-- START The input --

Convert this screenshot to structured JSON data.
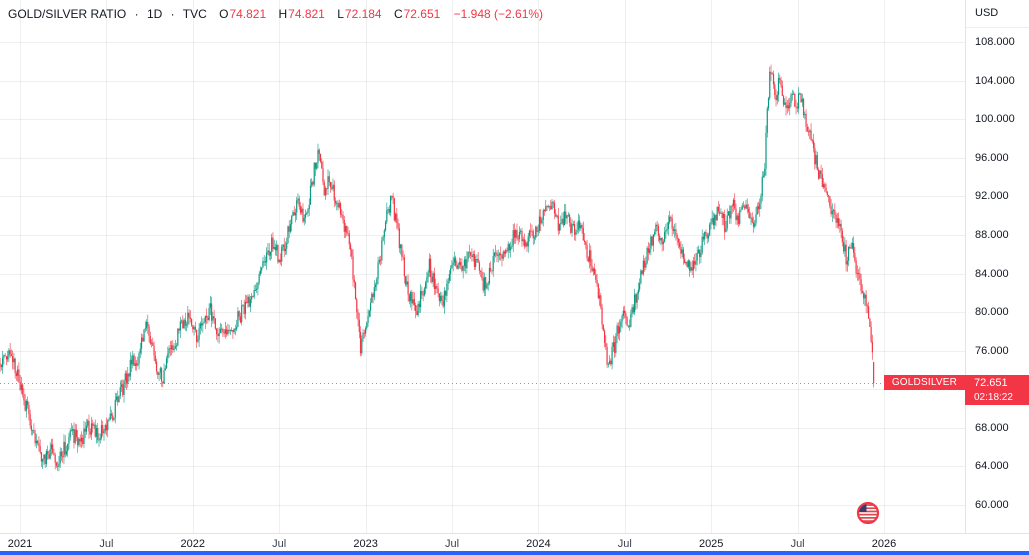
{
  "legend": {
    "symbol": "GOLD/SILVER RATIO",
    "separator": "·",
    "interval": "1D",
    "exchange": "TVC",
    "ohlc": [
      {
        "label": "O",
        "value": "74.821"
      },
      {
        "label": "H",
        "value": "74.821"
      },
      {
        "label": "L",
        "value": "72.184"
      },
      {
        "label": "C",
        "value": "72.651"
      }
    ],
    "change": "−1.948 (−2.61%)"
  },
  "price_axis": {
    "currency": "USD",
    "range": {
      "min": 60,
      "max": 108,
      "step": 4
    },
    "labels": [
      {
        "value": 108,
        "text": "108.000"
      },
      {
        "value": 104,
        "text": "104.000"
      },
      {
        "value": 100,
        "text": "100.000"
      },
      {
        "value": 96,
        "text": "96.000"
      },
      {
        "value": 92,
        "text": "92.000"
      },
      {
        "value": 88,
        "text": "88.000"
      },
      {
        "value": 84,
        "text": "84.000"
      },
      {
        "value": 80,
        "text": "80.000"
      },
      {
        "value": 76,
        "text": "76.000"
      },
      {
        "value": 68,
        "text": "68.000"
      },
      {
        "value": 64,
        "text": "64.000"
      },
      {
        "value": 60,
        "text": "60.000"
      }
    ]
  },
  "time_axis": {
    "labels": [
      {
        "text": "2021",
        "t": 2021.0,
        "major": true
      },
      {
        "text": "Jul",
        "t": 2021.5,
        "major": false
      },
      {
        "text": "2022",
        "t": 2022.0,
        "major": true
      },
      {
        "text": "Jul",
        "t": 2022.5,
        "major": false
      },
      {
        "text": "2023",
        "t": 2023.0,
        "major": true
      },
      {
        "text": "Jul",
        "t": 2023.5,
        "major": false
      },
      {
        "text": "2024",
        "t": 2024.0,
        "major": true
      },
      {
        "text": "Jul",
        "t": 2024.5,
        "major": false
      },
      {
        "text": "2025",
        "t": 2025.0,
        "major": true
      },
      {
        "text": "Jul",
        "t": 2025.5,
        "major": false
      },
      {
        "text": "2026",
        "t": 2026.0,
        "major": true
      }
    ]
  },
  "price_label": {
    "symbol": "GOLDSILVER",
    "price": "72.651",
    "countdown": "02:18:22"
  },
  "colors": {
    "up": "#089981",
    "down": "#F23645",
    "badge": "#F23645",
    "accent_blue": "#2962FF",
    "grid": "rgba(42,46,57,0.08)",
    "price_line": "#9598A1",
    "axis_text": "#131722"
  },
  "chart_data": {
    "type": "candlestick",
    "title": "GOLD/SILVER RATIO",
    "interval": "1D",
    "exchange": "TVC",
    "currency": "USD",
    "ylim": [
      60,
      108
    ],
    "grid": true,
    "legend_position": "top-left",
    "visible_t_range": [
      2020.885,
      2025.94
    ],
    "last_bar": {
      "open": 74.821,
      "high": 74.821,
      "low": 72.184,
      "close": 72.651,
      "change": -1.948,
      "change_pct": -2.61
    },
    "price_line_value": 72.651,
    "price_path": [
      [
        2020.88,
        74.5
      ],
      [
        2020.93,
        76.2
      ],
      [
        2020.98,
        74.0
      ],
      [
        2021.02,
        71.0
      ],
      [
        2021.06,
        69.0
      ],
      [
        2021.1,
        66.0
      ],
      [
        2021.14,
        64.3
      ],
      [
        2021.18,
        65.8
      ],
      [
        2021.22,
        64.6
      ],
      [
        2021.26,
        66.0
      ],
      [
        2021.3,
        67.3
      ],
      [
        2021.35,
        66.5
      ],
      [
        2021.4,
        68.2
      ],
      [
        2021.45,
        67.3
      ],
      [
        2021.5,
        68.0
      ],
      [
        2021.55,
        70.0
      ],
      [
        2021.6,
        72.5
      ],
      [
        2021.64,
        74.5
      ],
      [
        2021.68,
        75.3
      ],
      [
        2021.71,
        77.0
      ],
      [
        2021.74,
        78.8
      ],
      [
        2021.77,
        76.0
      ],
      [
        2021.8,
        74.0
      ],
      [
        2021.83,
        73.3
      ],
      [
        2021.86,
        75.5
      ],
      [
        2021.9,
        77.0
      ],
      [
        2021.94,
        78.8
      ],
      [
        2021.98,
        79.3
      ],
      [
        2022.02,
        77.5
      ],
      [
        2022.06,
        79.0
      ],
      [
        2022.1,
        80.3
      ],
      [
        2022.14,
        78.2
      ],
      [
        2022.18,
        77.2
      ],
      [
        2022.22,
        78.0
      ],
      [
        2022.26,
        79.3
      ],
      [
        2022.3,
        80.5
      ],
      [
        2022.34,
        81.8
      ],
      [
        2022.38,
        83.5
      ],
      [
        2022.42,
        85.5
      ],
      [
        2022.46,
        87.2
      ],
      [
        2022.5,
        85.6
      ],
      [
        2022.54,
        87.5
      ],
      [
        2022.58,
        90.0
      ],
      [
        2022.61,
        91.4
      ],
      [
        2022.64,
        89.8
      ],
      [
        2022.67,
        91.5
      ],
      [
        2022.7,
        94.5
      ],
      [
        2022.73,
        96.4
      ],
      [
        2022.76,
        92.5
      ],
      [
        2022.79,
        93.8
      ],
      [
        2022.82,
        92.0
      ],
      [
        2022.86,
        90.0
      ],
      [
        2022.9,
        87.5
      ],
      [
        2022.94,
        82.5
      ],
      [
        2022.97,
        76.2
      ],
      [
        2023.0,
        79.0
      ],
      [
        2023.04,
        82.0
      ],
      [
        2023.08,
        85.5
      ],
      [
        2023.12,
        89.5
      ],
      [
        2023.15,
        91.8
      ],
      [
        2023.18,
        89.0
      ],
      [
        2023.21,
        85.5
      ],
      [
        2023.25,
        82.0
      ],
      [
        2023.29,
        79.8
      ],
      [
        2023.33,
        82.0
      ],
      [
        2023.37,
        84.8
      ],
      [
        2023.41,
        82.0
      ],
      [
        2023.44,
        80.8
      ],
      [
        2023.48,
        83.0
      ],
      [
        2023.52,
        85.5
      ],
      [
        2023.56,
        84.0
      ],
      [
        2023.6,
        86.5
      ],
      [
        2023.64,
        85.0
      ],
      [
        2023.68,
        82.5
      ],
      [
        2023.72,
        84.0
      ],
      [
        2023.76,
        86.5
      ],
      [
        2023.8,
        85.8
      ],
      [
        2023.84,
        87.5
      ],
      [
        2023.88,
        88.2
      ],
      [
        2023.92,
        86.8
      ],
      [
        2023.96,
        88.0
      ],
      [
        2024.0,
        89.0
      ],
      [
        2024.04,
        90.2
      ],
      [
        2024.08,
        91.2
      ],
      [
        2024.12,
        89.0
      ],
      [
        2024.16,
        90.3
      ],
      [
        2024.2,
        88.5
      ],
      [
        2024.24,
        89.5
      ],
      [
        2024.28,
        86.5
      ],
      [
        2024.32,
        84.5
      ],
      [
        2024.36,
        80.5
      ],
      [
        2024.4,
        74.2
      ],
      [
        2024.44,
        76.5
      ],
      [
        2024.48,
        79.8
      ],
      [
        2024.52,
        78.5
      ],
      [
        2024.56,
        81.5
      ],
      [
        2024.6,
        84.5
      ],
      [
        2024.64,
        86.8
      ],
      [
        2024.68,
        88.8
      ],
      [
        2024.72,
        87.0
      ],
      [
        2024.76,
        89.3
      ],
      [
        2024.8,
        88.0
      ],
      [
        2024.84,
        86.0
      ],
      [
        2024.88,
        84.6
      ],
      [
        2024.92,
        86.0
      ],
      [
        2024.96,
        87.5
      ],
      [
        2025.0,
        88.8
      ],
      [
        2025.04,
        90.8
      ],
      [
        2025.08,
        88.9
      ],
      [
        2025.12,
        91.3
      ],
      [
        2025.16,
        89.6
      ],
      [
        2025.2,
        91.4
      ],
      [
        2025.24,
        88.9
      ],
      [
        2025.28,
        91.3
      ],
      [
        2025.31,
        95.5
      ],
      [
        2025.34,
        105.8
      ],
      [
        2025.37,
        102.0
      ],
      [
        2025.4,
        104.6
      ],
      [
        2025.43,
        100.8
      ],
      [
        2025.46,
        102.8
      ],
      [
        2025.49,
        101.3
      ],
      [
        2025.52,
        102.3
      ],
      [
        2025.55,
        99.2
      ],
      [
        2025.58,
        97.6
      ],
      [
        2025.62,
        94.6
      ],
      [
        2025.66,
        92.2
      ],
      [
        2025.7,
        90.2
      ],
      [
        2025.74,
        88.9
      ],
      [
        2025.78,
        85.6
      ],
      [
        2025.81,
        87.4
      ],
      [
        2025.84,
        84.6
      ],
      [
        2025.87,
        82.6
      ],
      [
        2025.9,
        80.6
      ],
      [
        2025.92,
        78.2
      ],
      [
        2025.94,
        74.8
      ]
    ]
  }
}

-- END The input --

» Stated problem:
From the data above, copy each line that holds "RATIO".

» Exercise solution:
    "symbol": "GOLD/SILVER RATIO",
    "title": "GOLD/SILVER RATIO",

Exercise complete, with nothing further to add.